>> BEGIN INPUT RECORDS
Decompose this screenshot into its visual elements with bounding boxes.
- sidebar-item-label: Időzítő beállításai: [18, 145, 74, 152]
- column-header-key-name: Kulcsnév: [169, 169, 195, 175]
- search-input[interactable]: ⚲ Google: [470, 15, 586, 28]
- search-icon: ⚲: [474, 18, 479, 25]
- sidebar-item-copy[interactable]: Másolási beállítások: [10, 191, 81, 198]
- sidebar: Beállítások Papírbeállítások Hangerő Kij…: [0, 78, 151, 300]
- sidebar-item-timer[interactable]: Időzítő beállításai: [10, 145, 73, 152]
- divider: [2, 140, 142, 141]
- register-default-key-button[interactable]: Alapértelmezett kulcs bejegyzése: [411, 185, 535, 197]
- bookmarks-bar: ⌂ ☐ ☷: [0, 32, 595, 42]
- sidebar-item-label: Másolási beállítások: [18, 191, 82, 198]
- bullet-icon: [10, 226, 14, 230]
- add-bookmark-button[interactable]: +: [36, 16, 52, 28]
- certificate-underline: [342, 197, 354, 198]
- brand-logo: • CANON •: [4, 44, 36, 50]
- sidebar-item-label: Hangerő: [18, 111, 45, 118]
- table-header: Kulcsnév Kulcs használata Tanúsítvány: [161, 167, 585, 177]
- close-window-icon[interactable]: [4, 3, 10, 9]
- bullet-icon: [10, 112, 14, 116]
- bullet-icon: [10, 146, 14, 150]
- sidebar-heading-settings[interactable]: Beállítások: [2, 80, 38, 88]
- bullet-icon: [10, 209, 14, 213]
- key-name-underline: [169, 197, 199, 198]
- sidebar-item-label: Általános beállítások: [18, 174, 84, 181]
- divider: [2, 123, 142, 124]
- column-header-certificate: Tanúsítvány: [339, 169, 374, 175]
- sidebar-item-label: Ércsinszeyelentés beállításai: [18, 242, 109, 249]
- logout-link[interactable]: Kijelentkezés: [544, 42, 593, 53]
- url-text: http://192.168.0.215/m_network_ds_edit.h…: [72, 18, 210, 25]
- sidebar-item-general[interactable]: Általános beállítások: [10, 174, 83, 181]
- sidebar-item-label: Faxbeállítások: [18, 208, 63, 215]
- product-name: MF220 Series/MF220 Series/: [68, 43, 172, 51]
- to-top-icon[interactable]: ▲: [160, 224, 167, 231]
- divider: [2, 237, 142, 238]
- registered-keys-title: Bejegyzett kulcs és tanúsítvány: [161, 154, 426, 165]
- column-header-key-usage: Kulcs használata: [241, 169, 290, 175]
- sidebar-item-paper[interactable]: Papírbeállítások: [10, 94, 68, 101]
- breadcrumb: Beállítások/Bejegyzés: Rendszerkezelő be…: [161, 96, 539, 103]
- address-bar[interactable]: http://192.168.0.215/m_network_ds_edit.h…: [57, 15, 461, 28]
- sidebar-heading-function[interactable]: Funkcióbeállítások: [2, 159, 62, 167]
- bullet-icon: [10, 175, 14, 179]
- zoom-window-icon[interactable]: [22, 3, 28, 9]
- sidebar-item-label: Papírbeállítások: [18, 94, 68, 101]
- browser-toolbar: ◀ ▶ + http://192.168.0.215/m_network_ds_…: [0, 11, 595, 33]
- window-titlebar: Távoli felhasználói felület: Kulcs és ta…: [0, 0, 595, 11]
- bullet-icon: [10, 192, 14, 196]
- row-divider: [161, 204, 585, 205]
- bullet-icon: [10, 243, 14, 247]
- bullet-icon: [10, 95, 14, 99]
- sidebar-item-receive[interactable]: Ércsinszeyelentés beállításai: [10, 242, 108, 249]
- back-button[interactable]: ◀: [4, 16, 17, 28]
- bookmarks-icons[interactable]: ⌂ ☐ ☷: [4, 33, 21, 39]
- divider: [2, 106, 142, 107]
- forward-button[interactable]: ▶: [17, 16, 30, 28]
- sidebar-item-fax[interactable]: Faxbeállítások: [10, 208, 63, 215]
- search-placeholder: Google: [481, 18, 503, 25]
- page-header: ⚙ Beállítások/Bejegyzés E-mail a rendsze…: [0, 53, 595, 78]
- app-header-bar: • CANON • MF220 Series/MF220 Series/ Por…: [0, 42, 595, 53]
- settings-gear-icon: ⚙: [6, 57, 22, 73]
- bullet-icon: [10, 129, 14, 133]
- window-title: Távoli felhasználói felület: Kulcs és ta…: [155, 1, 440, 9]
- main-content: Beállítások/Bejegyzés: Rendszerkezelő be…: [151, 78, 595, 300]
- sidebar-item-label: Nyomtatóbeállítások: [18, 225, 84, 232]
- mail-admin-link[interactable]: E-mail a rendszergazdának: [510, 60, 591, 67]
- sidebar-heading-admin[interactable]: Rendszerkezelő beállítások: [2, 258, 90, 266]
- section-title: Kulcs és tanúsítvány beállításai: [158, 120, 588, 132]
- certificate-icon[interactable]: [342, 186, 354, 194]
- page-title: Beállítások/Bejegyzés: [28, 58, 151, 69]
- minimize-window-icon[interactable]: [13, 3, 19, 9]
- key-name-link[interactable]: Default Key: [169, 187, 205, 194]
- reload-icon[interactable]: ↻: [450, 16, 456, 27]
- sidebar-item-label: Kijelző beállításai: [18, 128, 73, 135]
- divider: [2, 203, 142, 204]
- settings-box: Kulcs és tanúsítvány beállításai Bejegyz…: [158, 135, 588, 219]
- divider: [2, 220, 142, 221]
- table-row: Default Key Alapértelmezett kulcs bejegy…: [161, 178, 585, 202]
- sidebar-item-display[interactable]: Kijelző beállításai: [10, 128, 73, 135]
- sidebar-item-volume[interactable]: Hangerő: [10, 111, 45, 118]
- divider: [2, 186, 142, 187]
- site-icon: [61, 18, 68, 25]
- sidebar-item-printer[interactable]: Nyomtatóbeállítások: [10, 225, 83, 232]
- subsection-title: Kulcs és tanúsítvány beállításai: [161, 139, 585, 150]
>> END INPUT RECORDS
■ SHORT PROBLEM ■
From the first line of the entries through the line containing "- brand-logo: • CANON •: [4, 44, 36, 50]", write the lines out again, switching "sidebar-item-label" to "sidebar-text" and keeping everything else the same.

■ COMPLETE ANSWER ■
Decompose this screenshot into its visual elements with bounding boxes.
- sidebar-text: Időzítő beállításai: [18, 145, 74, 152]
- column-header-key-name: Kulcsnév: [169, 169, 195, 175]
- search-input[interactable]: ⚲ Google: [470, 15, 586, 28]
- search-icon: ⚲: [474, 18, 479, 25]
- sidebar-item-copy[interactable]: Másolási beállítások: [10, 191, 81, 198]
- sidebar: Beállítások Papírbeállítások Hangerő Kij…: [0, 78, 151, 300]
- sidebar-item-timer[interactable]: Időzítő beállításai: [10, 145, 73, 152]
- divider: [2, 140, 142, 141]
- register-default-key-button[interactable]: Alapértelmezett kulcs bejegyzése: [411, 185, 535, 197]
- bookmarks-bar: ⌂ ☐ ☷: [0, 32, 595, 42]
- sidebar-text: Másolási beállítások: [18, 191, 82, 198]
- bullet-icon: [10, 226, 14, 230]
- add-bookmark-button[interactable]: +: [36, 16, 52, 28]
- certificate-underline: [342, 197, 354, 198]
- brand-logo: • CANON •: [4, 44, 36, 50]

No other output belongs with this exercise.